* _STATED GOAL_
Present each line of the entries below that holds the word "Kode".
### GIVEN DATA ###
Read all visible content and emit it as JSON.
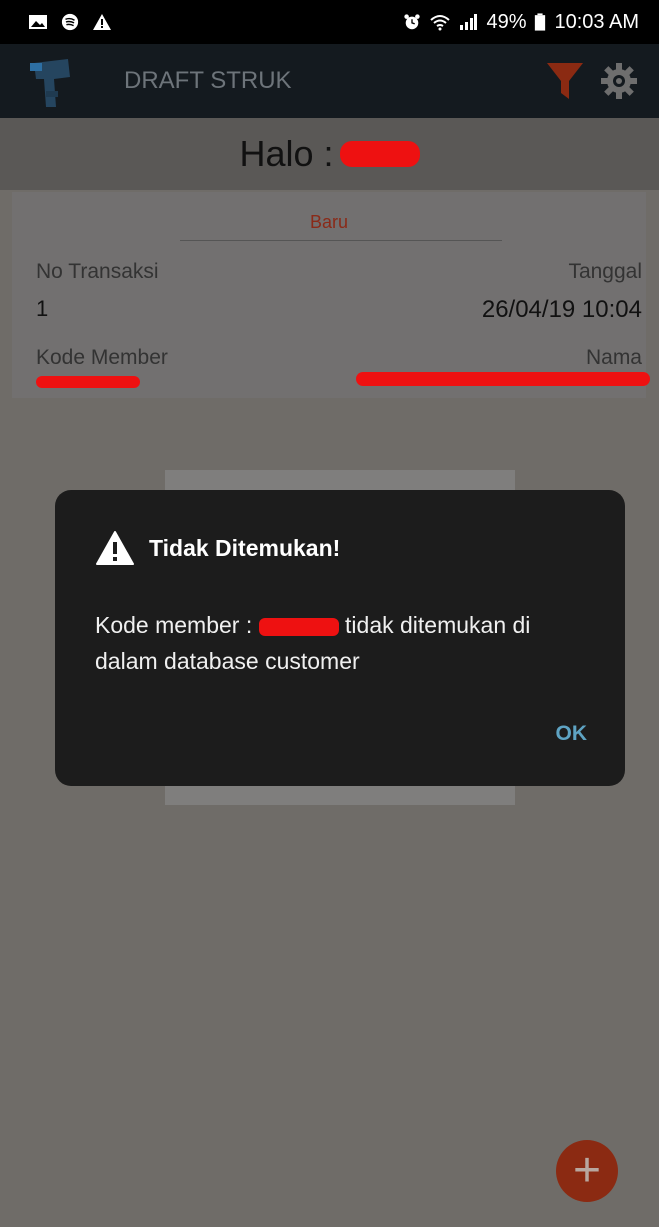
{
  "status_bar": {
    "battery": "49%",
    "time": "10:03 AM",
    "icons_left": [
      "image-icon",
      "spotify-icon",
      "warning-icon"
    ],
    "icons_right": [
      "alarm-icon",
      "wifi-icon",
      "signal-icon",
      "battery-icon"
    ]
  },
  "app_bar": {
    "title": "DRAFT STRUK",
    "icons": [
      "app-logo-icon",
      "filter-icon",
      "gear-icon"
    ]
  },
  "greeting": {
    "label": "Halo :"
  },
  "transaction_card": {
    "status": "Baru",
    "no_transaksi_label": "No Transaksi",
    "no_transaksi_value": "1",
    "tanggal_label": "Tanggal",
    "tanggal_value": "26/04/19 10:04",
    "kode_member_label": "Kode Member",
    "nama_label": "Nama"
  },
  "dialog": {
    "title": "Tidak Ditemukan!",
    "message_prefix": "Kode member :",
    "message_suffix": "tidak ditemukan di dalam database customer",
    "ok_label": "OK"
  },
  "fab": {
    "label": "+"
  },
  "colors": {
    "accent": "#8b2a12",
    "dialog_bg": "#1c1c1c",
    "ok_button": "#5ea3c3",
    "redaction": "#ee1111"
  }
}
###
* _FINISHED EXERCISE_
    "kode_member_label": "Kode Member",
    "message_prefix": "Kode member :",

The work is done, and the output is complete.